Show all lines holding the string "value".

Records that describe figures
---------------

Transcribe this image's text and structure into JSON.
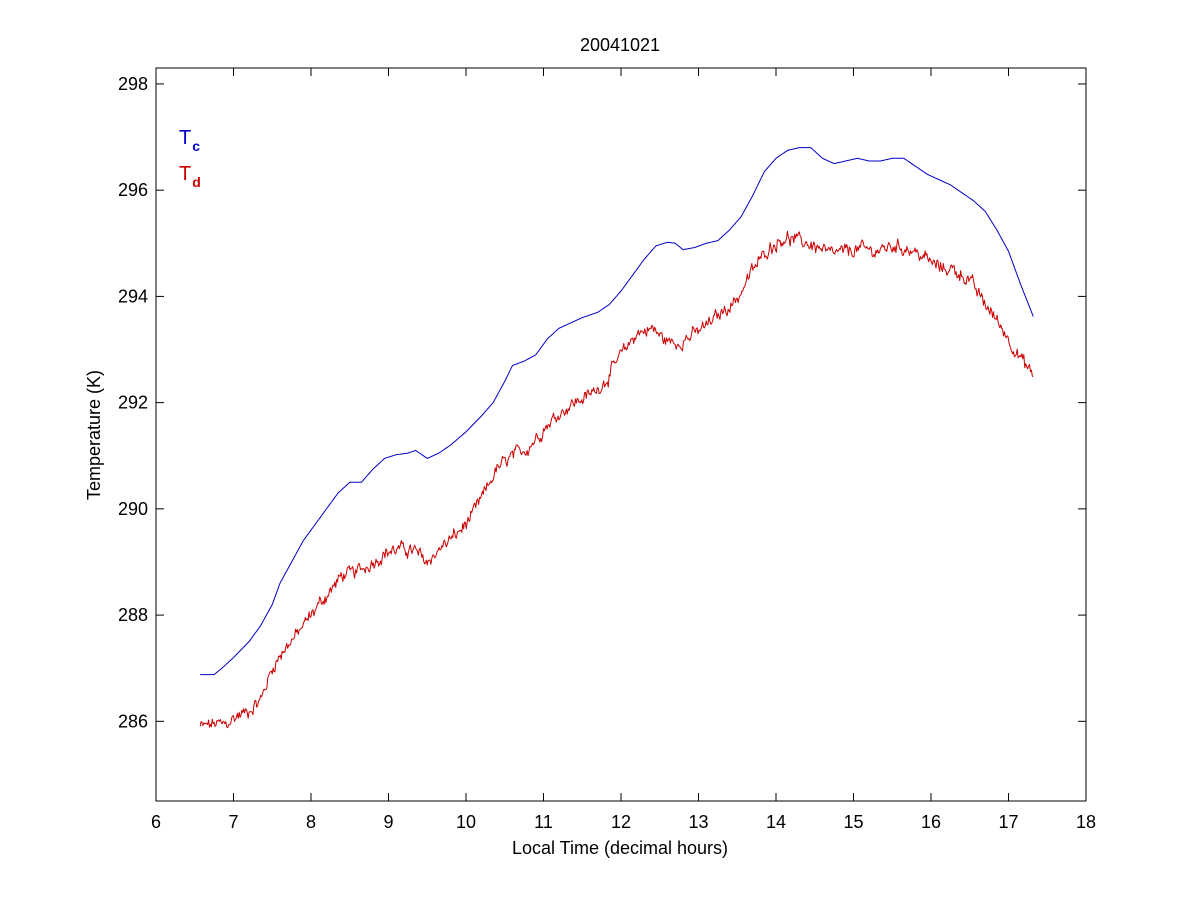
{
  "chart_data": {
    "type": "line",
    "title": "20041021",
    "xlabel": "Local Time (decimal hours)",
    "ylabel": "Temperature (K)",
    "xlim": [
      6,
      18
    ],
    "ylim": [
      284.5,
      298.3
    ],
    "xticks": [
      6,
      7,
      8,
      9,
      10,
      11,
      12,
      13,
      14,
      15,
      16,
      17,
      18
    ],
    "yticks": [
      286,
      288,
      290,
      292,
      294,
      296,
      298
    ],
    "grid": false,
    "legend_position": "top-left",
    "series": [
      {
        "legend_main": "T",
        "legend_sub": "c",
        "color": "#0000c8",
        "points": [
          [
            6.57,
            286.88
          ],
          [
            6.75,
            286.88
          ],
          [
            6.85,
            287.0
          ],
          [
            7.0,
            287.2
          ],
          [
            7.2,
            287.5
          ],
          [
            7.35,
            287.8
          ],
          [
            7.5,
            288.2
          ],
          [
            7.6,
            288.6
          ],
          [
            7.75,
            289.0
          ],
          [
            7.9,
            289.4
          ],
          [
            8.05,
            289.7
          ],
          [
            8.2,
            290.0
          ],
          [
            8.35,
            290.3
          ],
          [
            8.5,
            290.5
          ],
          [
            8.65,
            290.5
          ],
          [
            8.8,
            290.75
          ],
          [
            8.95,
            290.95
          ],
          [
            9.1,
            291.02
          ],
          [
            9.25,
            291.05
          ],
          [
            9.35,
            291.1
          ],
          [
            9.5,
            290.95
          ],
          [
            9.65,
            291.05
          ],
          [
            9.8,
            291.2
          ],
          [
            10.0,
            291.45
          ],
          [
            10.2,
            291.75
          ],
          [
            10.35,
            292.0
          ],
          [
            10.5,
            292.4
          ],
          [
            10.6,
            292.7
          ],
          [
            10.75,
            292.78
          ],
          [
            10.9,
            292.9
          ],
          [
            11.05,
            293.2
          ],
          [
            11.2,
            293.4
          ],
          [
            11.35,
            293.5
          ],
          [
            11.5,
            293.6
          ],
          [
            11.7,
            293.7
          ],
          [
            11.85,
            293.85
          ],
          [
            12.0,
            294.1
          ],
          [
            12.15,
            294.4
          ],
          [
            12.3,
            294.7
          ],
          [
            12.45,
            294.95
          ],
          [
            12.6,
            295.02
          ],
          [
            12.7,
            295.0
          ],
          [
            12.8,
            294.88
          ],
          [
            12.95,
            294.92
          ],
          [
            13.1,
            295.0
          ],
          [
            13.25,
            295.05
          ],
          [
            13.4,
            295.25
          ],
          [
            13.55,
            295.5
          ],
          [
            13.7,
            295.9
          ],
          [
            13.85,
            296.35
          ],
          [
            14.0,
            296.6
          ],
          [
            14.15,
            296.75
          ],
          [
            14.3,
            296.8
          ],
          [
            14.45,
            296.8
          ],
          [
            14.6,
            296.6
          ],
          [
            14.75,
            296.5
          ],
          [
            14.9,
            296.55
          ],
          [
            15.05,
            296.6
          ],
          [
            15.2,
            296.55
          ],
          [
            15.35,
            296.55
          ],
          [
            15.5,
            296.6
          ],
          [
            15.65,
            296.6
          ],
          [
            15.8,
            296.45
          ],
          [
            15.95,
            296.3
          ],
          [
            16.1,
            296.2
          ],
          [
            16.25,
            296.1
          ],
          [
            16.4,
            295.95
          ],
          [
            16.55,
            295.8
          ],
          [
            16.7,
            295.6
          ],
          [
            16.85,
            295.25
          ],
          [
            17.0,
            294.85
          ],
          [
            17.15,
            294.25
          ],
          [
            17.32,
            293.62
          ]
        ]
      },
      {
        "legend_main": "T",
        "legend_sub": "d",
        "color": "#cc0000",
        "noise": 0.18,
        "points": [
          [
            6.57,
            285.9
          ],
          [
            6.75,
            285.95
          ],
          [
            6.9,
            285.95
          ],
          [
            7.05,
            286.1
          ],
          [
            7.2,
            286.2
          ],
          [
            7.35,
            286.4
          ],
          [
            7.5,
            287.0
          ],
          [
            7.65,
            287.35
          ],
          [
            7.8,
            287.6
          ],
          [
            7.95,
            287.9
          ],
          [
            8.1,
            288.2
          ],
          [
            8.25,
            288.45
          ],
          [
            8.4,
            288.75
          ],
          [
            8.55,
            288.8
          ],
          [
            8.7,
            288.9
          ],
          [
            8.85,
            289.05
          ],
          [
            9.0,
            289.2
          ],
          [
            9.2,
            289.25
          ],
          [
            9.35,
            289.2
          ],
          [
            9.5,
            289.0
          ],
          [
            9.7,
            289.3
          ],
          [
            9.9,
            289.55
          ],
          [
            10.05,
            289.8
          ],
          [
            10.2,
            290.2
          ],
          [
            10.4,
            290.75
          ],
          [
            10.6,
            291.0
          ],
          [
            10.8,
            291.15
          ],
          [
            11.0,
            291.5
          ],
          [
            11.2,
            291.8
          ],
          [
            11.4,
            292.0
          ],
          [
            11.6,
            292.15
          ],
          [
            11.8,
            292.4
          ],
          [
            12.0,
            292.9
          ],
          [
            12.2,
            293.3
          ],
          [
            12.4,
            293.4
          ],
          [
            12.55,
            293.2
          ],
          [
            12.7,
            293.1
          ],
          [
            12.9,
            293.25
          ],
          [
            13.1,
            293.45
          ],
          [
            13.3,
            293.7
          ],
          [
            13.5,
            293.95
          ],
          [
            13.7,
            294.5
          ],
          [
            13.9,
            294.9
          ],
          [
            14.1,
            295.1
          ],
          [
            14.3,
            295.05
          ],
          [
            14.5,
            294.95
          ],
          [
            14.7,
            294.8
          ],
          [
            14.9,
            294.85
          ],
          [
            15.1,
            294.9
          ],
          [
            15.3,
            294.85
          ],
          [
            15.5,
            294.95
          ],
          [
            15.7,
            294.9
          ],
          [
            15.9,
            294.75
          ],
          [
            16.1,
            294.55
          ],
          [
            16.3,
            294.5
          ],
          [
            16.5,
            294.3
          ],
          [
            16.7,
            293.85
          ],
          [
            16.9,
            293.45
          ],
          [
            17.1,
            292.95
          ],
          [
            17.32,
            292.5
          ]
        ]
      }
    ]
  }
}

---------------

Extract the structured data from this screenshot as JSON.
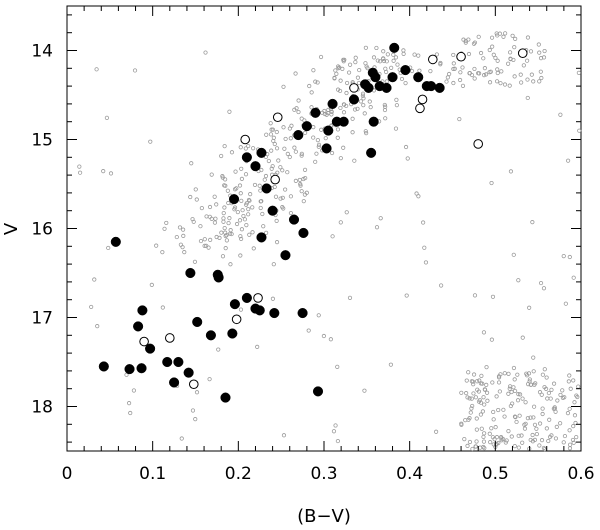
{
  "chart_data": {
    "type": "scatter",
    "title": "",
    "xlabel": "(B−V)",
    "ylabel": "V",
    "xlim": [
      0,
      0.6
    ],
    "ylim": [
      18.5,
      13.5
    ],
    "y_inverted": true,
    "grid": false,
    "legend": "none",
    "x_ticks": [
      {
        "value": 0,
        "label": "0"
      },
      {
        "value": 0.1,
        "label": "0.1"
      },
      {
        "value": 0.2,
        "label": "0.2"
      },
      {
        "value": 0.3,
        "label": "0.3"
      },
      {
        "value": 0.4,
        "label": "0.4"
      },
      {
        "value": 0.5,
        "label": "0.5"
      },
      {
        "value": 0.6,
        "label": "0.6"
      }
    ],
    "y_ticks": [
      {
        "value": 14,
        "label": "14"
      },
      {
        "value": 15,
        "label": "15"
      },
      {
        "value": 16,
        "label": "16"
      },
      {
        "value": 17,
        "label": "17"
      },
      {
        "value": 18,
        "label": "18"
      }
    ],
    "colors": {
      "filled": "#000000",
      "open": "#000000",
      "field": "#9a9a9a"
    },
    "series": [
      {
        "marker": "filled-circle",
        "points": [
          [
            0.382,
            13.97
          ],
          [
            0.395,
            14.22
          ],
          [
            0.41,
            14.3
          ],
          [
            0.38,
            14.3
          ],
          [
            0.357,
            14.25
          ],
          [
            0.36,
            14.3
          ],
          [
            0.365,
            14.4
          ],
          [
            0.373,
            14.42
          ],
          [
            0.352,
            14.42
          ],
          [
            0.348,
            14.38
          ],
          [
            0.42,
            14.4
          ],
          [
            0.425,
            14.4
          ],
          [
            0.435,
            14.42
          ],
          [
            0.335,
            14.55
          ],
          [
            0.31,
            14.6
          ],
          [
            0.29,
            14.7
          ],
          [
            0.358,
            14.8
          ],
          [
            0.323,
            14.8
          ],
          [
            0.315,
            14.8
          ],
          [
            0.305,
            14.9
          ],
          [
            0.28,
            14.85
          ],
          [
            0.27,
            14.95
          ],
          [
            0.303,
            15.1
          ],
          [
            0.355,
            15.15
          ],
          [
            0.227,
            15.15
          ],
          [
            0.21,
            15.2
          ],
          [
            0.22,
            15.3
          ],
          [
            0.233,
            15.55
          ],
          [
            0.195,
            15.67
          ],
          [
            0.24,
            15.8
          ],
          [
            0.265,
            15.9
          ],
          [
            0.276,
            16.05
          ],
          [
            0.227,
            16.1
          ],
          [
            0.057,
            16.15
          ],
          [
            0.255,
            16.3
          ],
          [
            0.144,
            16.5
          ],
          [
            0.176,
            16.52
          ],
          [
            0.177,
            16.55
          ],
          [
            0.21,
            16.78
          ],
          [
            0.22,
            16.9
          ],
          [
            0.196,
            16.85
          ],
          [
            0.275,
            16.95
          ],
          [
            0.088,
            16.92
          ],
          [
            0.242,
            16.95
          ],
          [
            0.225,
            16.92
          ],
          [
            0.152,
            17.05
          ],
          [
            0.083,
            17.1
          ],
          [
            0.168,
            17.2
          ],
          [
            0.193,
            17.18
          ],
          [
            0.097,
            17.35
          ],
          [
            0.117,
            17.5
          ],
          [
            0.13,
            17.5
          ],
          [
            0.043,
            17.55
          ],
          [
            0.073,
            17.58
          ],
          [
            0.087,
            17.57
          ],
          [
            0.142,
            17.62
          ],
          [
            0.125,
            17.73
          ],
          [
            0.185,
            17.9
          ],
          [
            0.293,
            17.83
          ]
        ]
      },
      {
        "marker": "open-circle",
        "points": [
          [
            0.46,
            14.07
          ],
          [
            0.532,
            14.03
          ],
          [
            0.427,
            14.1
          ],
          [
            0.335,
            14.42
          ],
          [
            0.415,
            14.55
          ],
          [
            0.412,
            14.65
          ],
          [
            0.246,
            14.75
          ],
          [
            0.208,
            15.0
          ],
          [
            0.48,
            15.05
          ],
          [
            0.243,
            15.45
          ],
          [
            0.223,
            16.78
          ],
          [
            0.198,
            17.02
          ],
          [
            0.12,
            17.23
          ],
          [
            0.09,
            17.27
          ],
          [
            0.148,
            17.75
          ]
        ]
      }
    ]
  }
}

---------------

== ANSWER TO THIS TASK ==
        "value": 0,
        "value": 0.1,
        "value": 0.2,
        "value": 0.3,
        "value": 0.4,
        "value": 0.5,
        "value": 0.6,
        "value": 14,
        "value": 15,
        "value": 16,
        "value": 17,
        "value": 18,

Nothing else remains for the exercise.